Wherever the string "this" appears in the listing, copy that line.

Task material start

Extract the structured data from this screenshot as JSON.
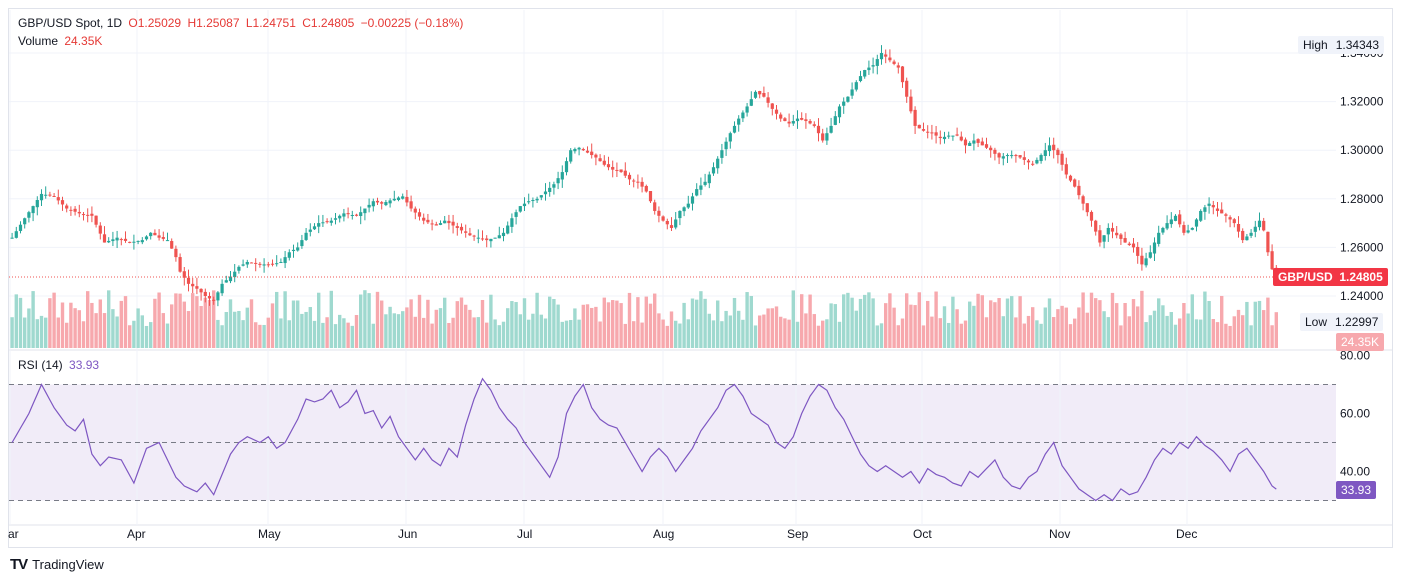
{
  "legend": {
    "symbol": "GBP/USD Spot, 1D",
    "open": "O1.25029",
    "high": "H1.25087",
    "low": "L1.24751",
    "close": "C1.24805",
    "change": "−0.00225 (−0.18%)",
    "volume_label": "Volume",
    "volume_value": "24.35K",
    "rsi_label": "RSI (14)",
    "rsi_value": "33.93"
  },
  "price_axis": [
    "1.34000",
    "1.32000",
    "1.30000",
    "1.28000",
    "1.26000",
    "1.24000"
  ],
  "rsi_axis": [
    "80.00",
    "60.00",
    "40.00"
  ],
  "time_axis": [
    "ar",
    "Apr",
    "May",
    "Jun",
    "Jul",
    "Aug",
    "Sep",
    "Oct",
    "Nov",
    "Dec"
  ],
  "tags": {
    "high_label": "High",
    "high_value": "1.34343",
    "low_label": "Low",
    "low_value": "1.22997",
    "pair_label": "GBP/USD",
    "last_price": "1.24805",
    "volume_tag": "24.35K",
    "rsi_tag": "33.93"
  },
  "footer": {
    "logo": "TV",
    "brand": "TradingView"
  },
  "colors": {
    "up": "#26a69a",
    "down": "#ef5350",
    "up_vol": "#9fd9cf",
    "down_vol": "#f7a8ad",
    "rsi": "#7e57c2",
    "rsi_band": "#ede7f6"
  },
  "chart_data": {
    "type": "candlestick",
    "title": "GBP/USD Spot, 1D",
    "ylim": [
      1.2275,
      1.3445
    ],
    "rsi_ylim": [
      25,
      84
    ],
    "rsi_levels": [
      70,
      50,
      30
    ],
    "months": [
      "Mar",
      "Apr",
      "May",
      "Jun",
      "Jul",
      "Aug",
      "Sep",
      "Oct",
      "Nov",
      "Dec"
    ],
    "close_path": [
      [
        0,
        1.264
      ],
      [
        3,
        1.272
      ],
      [
        7,
        1.282
      ],
      [
        10,
        1.281
      ],
      [
        13,
        1.276
      ],
      [
        16,
        1.274
      ],
      [
        19,
        1.273
      ],
      [
        22,
        1.262
      ],
      [
        25,
        1.264
      ],
      [
        28,
        1.262
      ],
      [
        31,
        1.263
      ],
      [
        33,
        1.266
      ],
      [
        35,
        1.264
      ],
      [
        37,
        1.263
      ],
      [
        39,
        1.256
      ],
      [
        40,
        1.25
      ],
      [
        42,
        1.245
      ],
      [
        44,
        1.243
      ],
      [
        46,
        1.24
      ],
      [
        48,
        1.238
      ],
      [
        50,
        1.245
      ],
      [
        52,
        1.248
      ],
      [
        54,
        1.252
      ],
      [
        56,
        1.254
      ],
      [
        59,
        1.253
      ],
      [
        62,
        1.253
      ],
      [
        64,
        1.254
      ],
      [
        66,
        1.258
      ],
      [
        68,
        1.26
      ],
      [
        70,
        1.266
      ],
      [
        73,
        1.27
      ],
      [
        76,
        1.271
      ],
      [
        79,
        1.274
      ],
      [
        82,
        1.273
      ],
      [
        84,
        1.276
      ],
      [
        86,
        1.279
      ],
      [
        88,
        1.278
      ],
      [
        91,
        1.28
      ],
      [
        93,
        1.281
      ],
      [
        95,
        1.276
      ],
      [
        98,
        1.271
      ],
      [
        101,
        1.269
      ],
      [
        103,
        1.271
      ],
      [
        105,
        1.269
      ],
      [
        107,
        1.267
      ],
      [
        109,
        1.265
      ],
      [
        111,
        1.264
      ],
      [
        113,
        1.263
      ],
      [
        115,
        1.264
      ],
      [
        117,
        1.266
      ],
      [
        119,
        1.272
      ],
      [
        121,
        1.277
      ],
      [
        123,
        1.279
      ],
      [
        125,
        1.28
      ],
      [
        127,
        1.283
      ],
      [
        129,
        1.286
      ],
      [
        131,
        1.291
      ],
      [
        133,
        1.3
      ],
      [
        135,
        1.301
      ],
      [
        137,
        1.299
      ],
      [
        139,
        1.297
      ],
      [
        141,
        1.294
      ],
      [
        143,
        1.292
      ],
      [
        145,
        1.291
      ],
      [
        147,
        1.288
      ],
      [
        149,
        1.287
      ],
      [
        151,
        1.283
      ],
      [
        153,
        1.275
      ],
      [
        155,
        1.271
      ],
      [
        157,
        1.268
      ],
      [
        159,
        1.275
      ],
      [
        161,
        1.278
      ],
      [
        163,
        1.284
      ],
      [
        165,
        1.287
      ],
      [
        167,
        1.293
      ],
      [
        169,
        1.3
      ],
      [
        171,
        1.307
      ],
      [
        173,
        1.313
      ],
      [
        175,
        1.318
      ],
      [
        177,
        1.324
      ],
      [
        179,
        1.322
      ],
      [
        181,
        1.317
      ],
      [
        183,
        1.313
      ],
      [
        185,
        1.311
      ],
      [
        187,
        1.313
      ],
      [
        189,
        1.312
      ],
      [
        191,
        1.31
      ],
      [
        193,
        1.304
      ],
      [
        195,
        1.31
      ],
      [
        197,
        1.318
      ],
      [
        199,
        1.322
      ],
      [
        201,
        1.328
      ],
      [
        203,
        1.333
      ],
      [
        205,
        1.335
      ],
      [
        207,
        1.34
      ],
      [
        209,
        1.337
      ],
      [
        211,
        1.334
      ],
      [
        213,
        1.322
      ],
      [
        215,
        1.31
      ],
      [
        217,
        1.308
      ],
      [
        219,
        1.307
      ],
      [
        221,
        1.305
      ],
      [
        223,
        1.306
      ],
      [
        225,
        1.306
      ],
      [
        227,
        1.302
      ],
      [
        229,
        1.304
      ],
      [
        231,
        1.302
      ],
      [
        233,
        1.3
      ],
      [
        235,
        1.297
      ],
      [
        237,
        1.298
      ],
      [
        239,
        1.298
      ],
      [
        241,
        1.296
      ],
      [
        243,
        1.294
      ],
      [
        245,
        1.298
      ],
      [
        247,
        1.302
      ],
      [
        249,
        1.298
      ],
      [
        251,
        1.29
      ],
      [
        253,
        1.285
      ],
      [
        255,
        1.278
      ],
      [
        257,
        1.271
      ],
      [
        259,
        1.262
      ],
      [
        261,
        1.268
      ],
      [
        263,
        1.265
      ],
      [
        265,
        1.262
      ],
      [
        267,
        1.26
      ],
      [
        269,
        1.253
      ],
      [
        271,
        1.258
      ],
      [
        273,
        1.266
      ],
      [
        275,
        1.27
      ],
      [
        277,
        1.273
      ],
      [
        279,
        1.266
      ],
      [
        281,
        1.268
      ],
      [
        283,
        1.275
      ],
      [
        285,
        1.278
      ],
      [
        287,
        1.275
      ],
      [
        289,
        1.273
      ],
      [
        291,
        1.27
      ],
      [
        293,
        1.263
      ],
      [
        295,
        1.266
      ],
      [
        297,
        1.271
      ],
      [
        298,
        1.267
      ],
      [
        299,
        1.258
      ],
      [
        300,
        1.251
      ],
      [
        301,
        1.248
      ]
    ],
    "rsi_path": [
      [
        0,
        50
      ],
      [
        4,
        60
      ],
      [
        7,
        70
      ],
      [
        10,
        62
      ],
      [
        13,
        56
      ],
      [
        15,
        54
      ],
      [
        17,
        58
      ],
      [
        19,
        46
      ],
      [
        21,
        42
      ],
      [
        23,
        45
      ],
      [
        26,
        44
      ],
      [
        29,
        36
      ],
      [
        32,
        48
      ],
      [
        35,
        50
      ],
      [
        37,
        44
      ],
      [
        39,
        38
      ],
      [
        41,
        35
      ],
      [
        44,
        33
      ],
      [
        46,
        36
      ],
      [
        48,
        32
      ],
      [
        50,
        39
      ],
      [
        52,
        46
      ],
      [
        54,
        50
      ],
      [
        56,
        52
      ],
      [
        59,
        50
      ],
      [
        61,
        52
      ],
      [
        63,
        48
      ],
      [
        65,
        50
      ],
      [
        68,
        58
      ],
      [
        70,
        65
      ],
      [
        72,
        64
      ],
      [
        74,
        65
      ],
      [
        76,
        68
      ],
      [
        78,
        62
      ],
      [
        80,
        64
      ],
      [
        82,
        68
      ],
      [
        84,
        60
      ],
      [
        86,
        61
      ],
      [
        88,
        55
      ],
      [
        90,
        59
      ],
      [
        92,
        52
      ],
      [
        94,
        48
      ],
      [
        96,
        44
      ],
      [
        98,
        48
      ],
      [
        100,
        44
      ],
      [
        102,
        42
      ],
      [
        104,
        48
      ],
      [
        106,
        45
      ],
      [
        108,
        56
      ],
      [
        110,
        65
      ],
      [
        112,
        72
      ],
      [
        114,
        68
      ],
      [
        116,
        62
      ],
      [
        118,
        58
      ],
      [
        120,
        55
      ],
      [
        122,
        50
      ],
      [
        124,
        46
      ],
      [
        126,
        42
      ],
      [
        128,
        38
      ],
      [
        130,
        45
      ],
      [
        132,
        60
      ],
      [
        134,
        66
      ],
      [
        136,
        70
      ],
      [
        138,
        62
      ],
      [
        140,
        58
      ],
      [
        142,
        56
      ],
      [
        144,
        55
      ],
      [
        146,
        50
      ],
      [
        148,
        45
      ],
      [
        150,
        40
      ],
      [
        152,
        45
      ],
      [
        154,
        48
      ],
      [
        156,
        45
      ],
      [
        158,
        40
      ],
      [
        160,
        44
      ],
      [
        162,
        48
      ],
      [
        164,
        54
      ],
      [
        166,
        58
      ],
      [
        168,
        62
      ],
      [
        170,
        68
      ],
      [
        172,
        70
      ],
      [
        174,
        66
      ],
      [
        176,
        60
      ],
      [
        178,
        58
      ],
      [
        180,
        56
      ],
      [
        182,
        50
      ],
      [
        184,
        48
      ],
      [
        186,
        52
      ],
      [
        188,
        60
      ],
      [
        190,
        66
      ],
      [
        192,
        70
      ],
      [
        194,
        68
      ],
      [
        196,
        62
      ],
      [
        198,
        58
      ],
      [
        200,
        52
      ],
      [
        202,
        46
      ],
      [
        204,
        42
      ],
      [
        206,
        40
      ],
      [
        208,
        42
      ],
      [
        210,
        40
      ],
      [
        212,
        38
      ],
      [
        214,
        40
      ],
      [
        216,
        36
      ],
      [
        218,
        41
      ],
      [
        220,
        39
      ],
      [
        222,
        38
      ],
      [
        224,
        36
      ],
      [
        226,
        35
      ],
      [
        228,
        40
      ],
      [
        230,
        38
      ],
      [
        232,
        41
      ],
      [
        234,
        44
      ],
      [
        236,
        38
      ],
      [
        238,
        35
      ],
      [
        240,
        34
      ],
      [
        242,
        38
      ],
      [
        244,
        40
      ],
      [
        246,
        46
      ],
      [
        248,
        50
      ],
      [
        250,
        42
      ],
      [
        252,
        38
      ],
      [
        254,
        34
      ],
      [
        256,
        32
      ],
      [
        258,
        30
      ],
      [
        260,
        32
      ],
      [
        262,
        30
      ],
      [
        264,
        34
      ],
      [
        266,
        32
      ],
      [
        268,
        33
      ],
      [
        270,
        38
      ],
      [
        272,
        44
      ],
      [
        274,
        48
      ],
      [
        276,
        46
      ],
      [
        278,
        50
      ],
      [
        280,
        48
      ],
      [
        282,
        52
      ],
      [
        284,
        49
      ],
      [
        286,
        47
      ],
      [
        288,
        44
      ],
      [
        290,
        40
      ],
      [
        292,
        46
      ],
      [
        294,
        48
      ],
      [
        296,
        44
      ],
      [
        298,
        40
      ],
      [
        300,
        35
      ],
      [
        301,
        33.93
      ]
    ]
  }
}
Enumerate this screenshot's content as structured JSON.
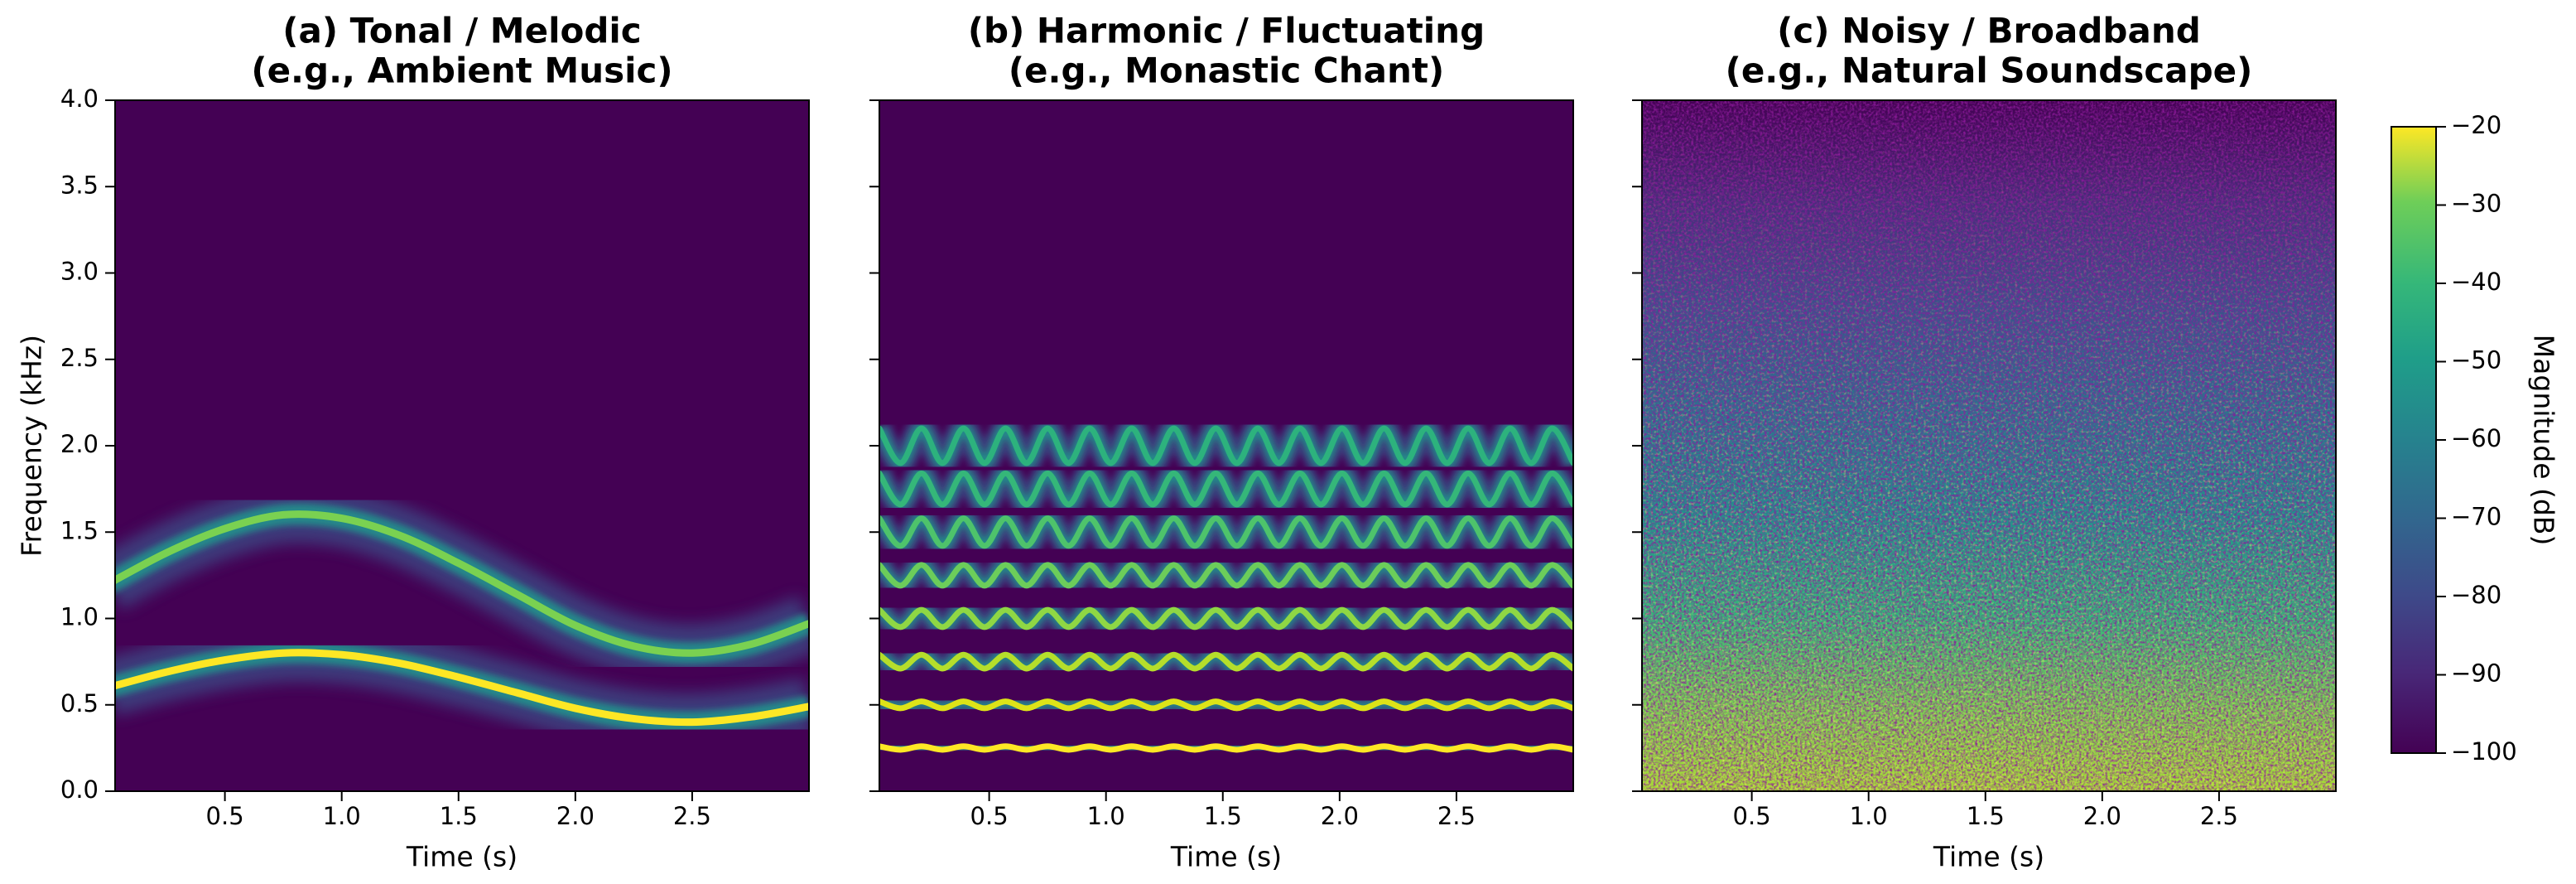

Task material end

▶ [Result]
Extract the structured data from this screenshot as JSON.
Enumerate this screenshot's content as structured JSON.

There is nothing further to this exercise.